■ Excerpts from a figure dataset ■
========
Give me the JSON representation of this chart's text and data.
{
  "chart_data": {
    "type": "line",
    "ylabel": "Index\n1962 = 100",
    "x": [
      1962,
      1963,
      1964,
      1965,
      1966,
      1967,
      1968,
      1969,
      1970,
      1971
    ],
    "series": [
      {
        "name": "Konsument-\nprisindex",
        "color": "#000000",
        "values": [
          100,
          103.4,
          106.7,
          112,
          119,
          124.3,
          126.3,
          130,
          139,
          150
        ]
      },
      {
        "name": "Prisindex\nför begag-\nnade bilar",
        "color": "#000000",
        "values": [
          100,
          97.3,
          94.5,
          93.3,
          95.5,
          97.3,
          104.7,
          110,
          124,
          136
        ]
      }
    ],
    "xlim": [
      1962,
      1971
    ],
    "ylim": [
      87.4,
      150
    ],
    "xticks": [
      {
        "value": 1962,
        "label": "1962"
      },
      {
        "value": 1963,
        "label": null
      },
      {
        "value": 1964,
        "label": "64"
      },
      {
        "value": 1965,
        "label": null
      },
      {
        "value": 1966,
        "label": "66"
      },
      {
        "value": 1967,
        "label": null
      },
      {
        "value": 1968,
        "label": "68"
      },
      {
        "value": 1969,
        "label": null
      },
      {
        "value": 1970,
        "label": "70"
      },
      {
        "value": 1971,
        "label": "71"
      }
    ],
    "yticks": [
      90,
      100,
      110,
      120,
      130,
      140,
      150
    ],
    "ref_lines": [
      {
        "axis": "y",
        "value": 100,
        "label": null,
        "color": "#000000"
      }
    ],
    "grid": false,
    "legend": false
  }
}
========
■ Directive ■
Write out all records exactly, keeping every detail.

■ Exercise result ■
Give me the JSON representation of this chart's text and data.
{
  "chart_data": {
    "type": "line",
    "ylabel": "Index\n1962 = 100",
    "x": [
      1962,
      1963,
      1964,
      1965,
      1966,
      1967,
      1968,
      1969,
      1970,
      1971
    ],
    "series": [
      {
        "name": "Konsument-\nprisindex",
        "color": "#000000",
        "values": [
          100,
          103.4,
          106.7,
          112,
          119,
          124.3,
          126.3,
          130,
          139,
          150
        ]
      },
      {
        "name": "Prisindex\nför begag-\nnade bilar",
        "color": "#000000",
        "values": [
          100,
          97.3,
          94.5,
          93.3,
          95.5,
          97.3,
          104.7,
          110,
          124,
          136
        ]
      }
    ],
    "xlim": [
      1962,
      1971
    ],
    "ylim": [
      87.4,
      150
    ],
    "xticks": [
      {
        "value": 1962,
        "label": "1962"
      },
      {
        "value": 1963,
        "label": null
      },
      {
        "value": 1964,
        "label": "64"
      },
      {
        "value": 1965,
        "label": null
      },
      {
        "value": 1966,
        "label": "66"
      },
      {
        "value": 1967,
        "label": null
      },
      {
        "value": 1968,
        "label": "68"
      },
      {
        "value": 1969,
        "label": null
      },
      {
        "value": 1970,
        "label": "70"
      },
      {
        "value": 1971,
        "label": "71"
      }
    ],
    "yticks": [
      90,
      100,
      110,
      120,
      130,
      140,
      150
    ],
    "ref_lines": [
      {
        "axis": "y",
        "value": 100,
        "label": null,
        "color": "#000000"
      }
    ],
    "grid": false,
    "legend": false
  }
}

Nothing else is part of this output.